Request: Reproduce the data below verbatim from the line containing "Read this page and output its text content." through its final line, and produce nothing more.

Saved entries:

___

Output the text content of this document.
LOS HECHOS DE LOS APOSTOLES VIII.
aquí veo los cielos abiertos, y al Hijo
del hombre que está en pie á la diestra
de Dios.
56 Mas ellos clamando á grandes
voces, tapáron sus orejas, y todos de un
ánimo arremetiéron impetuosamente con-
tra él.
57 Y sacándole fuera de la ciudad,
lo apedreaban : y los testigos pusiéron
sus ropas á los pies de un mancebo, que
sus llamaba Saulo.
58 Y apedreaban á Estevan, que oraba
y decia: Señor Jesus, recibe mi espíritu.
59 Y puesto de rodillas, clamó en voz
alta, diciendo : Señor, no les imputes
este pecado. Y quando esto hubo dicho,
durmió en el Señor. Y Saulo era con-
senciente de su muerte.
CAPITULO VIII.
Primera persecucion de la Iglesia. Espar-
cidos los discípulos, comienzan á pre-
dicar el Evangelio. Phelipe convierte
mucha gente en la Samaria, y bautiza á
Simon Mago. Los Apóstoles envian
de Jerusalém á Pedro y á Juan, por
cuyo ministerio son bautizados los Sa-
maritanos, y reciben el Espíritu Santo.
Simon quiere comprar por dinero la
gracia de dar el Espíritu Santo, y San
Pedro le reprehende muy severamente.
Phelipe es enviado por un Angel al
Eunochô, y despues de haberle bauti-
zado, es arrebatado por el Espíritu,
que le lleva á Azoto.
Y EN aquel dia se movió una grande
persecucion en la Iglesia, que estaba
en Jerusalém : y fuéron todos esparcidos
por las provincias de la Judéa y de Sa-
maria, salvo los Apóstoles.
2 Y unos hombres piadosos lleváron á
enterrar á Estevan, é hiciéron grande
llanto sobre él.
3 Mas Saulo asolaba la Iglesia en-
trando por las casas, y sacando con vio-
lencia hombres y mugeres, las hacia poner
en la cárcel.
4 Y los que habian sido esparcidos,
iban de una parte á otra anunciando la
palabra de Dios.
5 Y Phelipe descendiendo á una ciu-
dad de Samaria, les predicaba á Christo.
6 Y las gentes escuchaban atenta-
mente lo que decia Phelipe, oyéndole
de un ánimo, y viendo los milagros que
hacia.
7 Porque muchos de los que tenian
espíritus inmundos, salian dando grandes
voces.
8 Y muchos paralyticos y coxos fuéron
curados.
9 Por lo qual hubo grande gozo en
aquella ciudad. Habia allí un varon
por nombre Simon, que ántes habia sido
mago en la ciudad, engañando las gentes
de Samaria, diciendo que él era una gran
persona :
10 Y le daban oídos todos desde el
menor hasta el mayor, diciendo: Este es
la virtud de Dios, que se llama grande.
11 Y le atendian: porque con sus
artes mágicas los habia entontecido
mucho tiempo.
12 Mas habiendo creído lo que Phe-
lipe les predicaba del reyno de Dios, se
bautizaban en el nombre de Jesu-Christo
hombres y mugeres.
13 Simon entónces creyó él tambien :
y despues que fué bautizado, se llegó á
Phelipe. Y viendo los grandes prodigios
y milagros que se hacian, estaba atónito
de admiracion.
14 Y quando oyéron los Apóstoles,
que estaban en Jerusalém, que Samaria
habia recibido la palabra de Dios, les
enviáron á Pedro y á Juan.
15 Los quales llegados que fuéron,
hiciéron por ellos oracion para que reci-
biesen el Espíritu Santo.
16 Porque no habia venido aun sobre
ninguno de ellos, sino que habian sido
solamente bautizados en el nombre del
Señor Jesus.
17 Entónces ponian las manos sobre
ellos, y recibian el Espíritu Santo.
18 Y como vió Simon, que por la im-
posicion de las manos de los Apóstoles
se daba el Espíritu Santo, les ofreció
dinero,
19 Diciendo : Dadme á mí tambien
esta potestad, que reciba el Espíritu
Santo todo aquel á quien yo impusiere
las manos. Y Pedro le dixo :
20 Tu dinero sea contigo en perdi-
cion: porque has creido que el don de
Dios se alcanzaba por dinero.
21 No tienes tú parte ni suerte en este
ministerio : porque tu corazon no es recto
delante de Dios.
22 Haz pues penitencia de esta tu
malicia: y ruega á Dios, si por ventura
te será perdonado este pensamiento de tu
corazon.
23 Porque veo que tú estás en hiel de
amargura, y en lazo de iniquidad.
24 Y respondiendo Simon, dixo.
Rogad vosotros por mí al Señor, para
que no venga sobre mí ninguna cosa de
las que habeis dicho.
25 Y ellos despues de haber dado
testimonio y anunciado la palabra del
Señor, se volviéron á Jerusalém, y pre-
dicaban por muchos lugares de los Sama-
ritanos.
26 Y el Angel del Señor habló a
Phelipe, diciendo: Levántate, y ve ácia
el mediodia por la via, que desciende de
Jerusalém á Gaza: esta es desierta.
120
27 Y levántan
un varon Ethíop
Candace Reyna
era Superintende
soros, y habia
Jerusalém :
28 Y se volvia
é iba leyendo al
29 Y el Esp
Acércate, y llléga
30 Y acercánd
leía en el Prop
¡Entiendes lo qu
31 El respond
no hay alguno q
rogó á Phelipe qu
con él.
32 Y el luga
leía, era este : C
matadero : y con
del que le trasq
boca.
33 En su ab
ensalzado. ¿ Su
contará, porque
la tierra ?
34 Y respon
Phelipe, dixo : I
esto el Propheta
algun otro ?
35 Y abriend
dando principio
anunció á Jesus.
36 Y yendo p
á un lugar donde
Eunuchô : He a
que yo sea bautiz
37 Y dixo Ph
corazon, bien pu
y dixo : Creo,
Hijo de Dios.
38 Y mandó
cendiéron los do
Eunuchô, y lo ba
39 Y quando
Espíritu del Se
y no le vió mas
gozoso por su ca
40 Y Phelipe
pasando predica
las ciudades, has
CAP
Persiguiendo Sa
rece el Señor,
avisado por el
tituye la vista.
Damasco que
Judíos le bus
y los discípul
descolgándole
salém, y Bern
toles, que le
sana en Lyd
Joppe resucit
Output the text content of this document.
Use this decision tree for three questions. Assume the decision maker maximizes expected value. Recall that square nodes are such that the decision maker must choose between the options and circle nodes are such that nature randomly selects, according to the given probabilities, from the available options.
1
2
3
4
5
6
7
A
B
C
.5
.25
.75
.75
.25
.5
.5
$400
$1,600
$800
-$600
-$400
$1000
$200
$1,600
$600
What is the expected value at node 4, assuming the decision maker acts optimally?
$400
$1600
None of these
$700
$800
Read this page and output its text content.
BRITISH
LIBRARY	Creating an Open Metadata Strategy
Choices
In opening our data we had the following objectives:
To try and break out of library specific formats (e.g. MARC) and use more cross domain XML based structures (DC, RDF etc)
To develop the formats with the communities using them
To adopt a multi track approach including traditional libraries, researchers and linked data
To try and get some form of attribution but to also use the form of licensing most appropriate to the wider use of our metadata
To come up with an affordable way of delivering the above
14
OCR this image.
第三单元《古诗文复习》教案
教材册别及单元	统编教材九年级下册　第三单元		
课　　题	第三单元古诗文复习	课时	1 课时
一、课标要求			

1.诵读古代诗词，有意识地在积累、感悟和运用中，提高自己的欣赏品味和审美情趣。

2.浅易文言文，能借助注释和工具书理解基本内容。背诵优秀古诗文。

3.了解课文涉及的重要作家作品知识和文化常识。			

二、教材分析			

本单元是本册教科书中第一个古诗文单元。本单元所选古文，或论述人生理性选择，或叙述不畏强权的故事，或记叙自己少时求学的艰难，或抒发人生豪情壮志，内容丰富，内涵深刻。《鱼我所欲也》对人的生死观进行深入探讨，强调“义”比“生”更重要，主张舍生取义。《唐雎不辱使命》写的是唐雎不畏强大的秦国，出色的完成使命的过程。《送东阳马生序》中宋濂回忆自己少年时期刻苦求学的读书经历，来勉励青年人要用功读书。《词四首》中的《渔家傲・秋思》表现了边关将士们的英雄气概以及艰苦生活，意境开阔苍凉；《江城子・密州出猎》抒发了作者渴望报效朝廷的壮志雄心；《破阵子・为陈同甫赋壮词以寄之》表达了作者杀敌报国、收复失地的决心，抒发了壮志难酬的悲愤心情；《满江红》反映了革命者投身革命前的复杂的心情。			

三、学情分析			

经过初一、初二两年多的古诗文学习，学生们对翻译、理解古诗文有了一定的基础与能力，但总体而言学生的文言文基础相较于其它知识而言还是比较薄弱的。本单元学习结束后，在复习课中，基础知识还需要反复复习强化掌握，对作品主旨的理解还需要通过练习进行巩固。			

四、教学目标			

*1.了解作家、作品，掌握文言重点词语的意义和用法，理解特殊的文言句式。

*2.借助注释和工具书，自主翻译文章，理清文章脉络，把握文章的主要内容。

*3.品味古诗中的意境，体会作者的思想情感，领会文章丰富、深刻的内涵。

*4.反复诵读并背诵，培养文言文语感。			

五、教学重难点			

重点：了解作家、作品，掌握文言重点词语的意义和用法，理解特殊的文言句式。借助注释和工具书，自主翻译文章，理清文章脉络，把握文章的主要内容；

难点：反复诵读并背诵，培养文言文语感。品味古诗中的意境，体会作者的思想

___

Full output:
Read this page and output its text content.
BRITISH
LIBRARY	Creating an Open Metadata Strategy
Choices
In opening our data we had the following objectives:
To try and break out of library specific formats (e.g. MARC) and use more cross domain XML based structures (DC, RDF etc)
To develop the formats with the communities using them
To adopt a multi track approach including traditional libraries, researchers and linked data
To try and get some form of attribution but to also use the form of licensing most appropriate to the wider use of our metadata
To come up with an affordable way of delivering the above
14
OCR this image.
第三单元《古诗文复习》教案
教材册别及单元	统编教材九年级下册　第三单元		
课　　题	第三单元古诗文复习	课时	1 课时
一、课标要求			

1.诵读古代诗词，有意识地在积累、感悟和运用中，提高自己的欣赏品味和审美情趣。

2.浅易文言文，能借助注释和工具书理解基本内容。背诵优秀古诗文。

3.了解课文涉及的重要作家作品知识和文化常识。			

二、教材分析			

本单元是本册教科书中第一个古诗文单元。本单元所选古文，或论述人生理性选择，或叙述不畏强权的故事，或记叙自己少时求学的艰难，或抒发人生豪情壮志，内容丰富，内涵深刻。《鱼我所欲也》对人的生死观进行深入探讨，强调“义”比“生”更重要，主张舍生取义。《唐雎不辱使命》写的是唐雎不畏强大的秦国，出色的完成使命的过程。《送东阳马生序》中宋濂回忆自己少年时期刻苦求学的读书经历，来勉励青年人要用功读书。《词四首》中的《渔家傲・秋思》表现了边关将士们的英雄气概以及艰苦生活，意境开阔苍凉；《江城子・密州出猎》抒发了作者渴望报效朝廷的壮志雄心；《破阵子・为陈同甫赋壮词以寄之》表达了作者杀敌报国、收复失地的决心，抒发了壮志难酬的悲愤心情；《满江红》反映了革命者投身革命前的复杂的心情。			

三、学情分析			

经过初一、初二两年多的古诗文学习，学生们对翻译、理解古诗文有了一定的基础与能力，但总体而言学生的文言文基础相较于其它知识而言还是比较薄弱的。本单元学习结束后，在复习课中，基础知识还需要反复复习强化掌握，对作品主旨的理解还需要通过练习进行巩固。			

四、教学目标			

*1.了解作家、作品，掌握文言重点词语的意义和用法，理解特殊的文言句式。

*2.借助注释和工具书，自主翻译文章，理清文章脉络，把握文章的主要内容。

*3.品味古诗中的意境，体会作者的思想情感，领会文章丰富、深刻的内涵。

*4.反复诵读并背诵，培养文言文语感。			

五、教学重难点			

重点：了解作家、作品，掌握文言重点词语的意义和用法，理解特殊的文言句式。借助注释和工具书，自主翻译文章，理清文章脉络，把握文章的主要内容；

难点：反复诵读并背诵，培养文言文语感。品味古诗中的意境，体会作者的思想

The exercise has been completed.